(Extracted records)
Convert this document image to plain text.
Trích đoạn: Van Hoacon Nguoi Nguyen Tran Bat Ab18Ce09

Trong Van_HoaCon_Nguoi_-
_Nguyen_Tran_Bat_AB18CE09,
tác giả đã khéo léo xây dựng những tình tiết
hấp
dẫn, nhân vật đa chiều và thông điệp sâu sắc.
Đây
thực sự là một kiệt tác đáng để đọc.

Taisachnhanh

Set problem | Extract each record, keeping it identical to the original.

Reply |
Convert this document image to plain text.
Trích đoạn: Van Hoacon Nguoi Nguyen Tran Bat Ab18Ce09

Trong Van_HoaCon_Nguoi_-
_Nguyen_Tran_Bat_AB18CE09,
tác giả đã khéo léo xây dựng những tình tiết
hấp
dẫn, nhân vật đa chiều và thông điệp sâu sắc.
Đây
thực sự là một kiệt tác đáng để đọc.

Taisachnhanh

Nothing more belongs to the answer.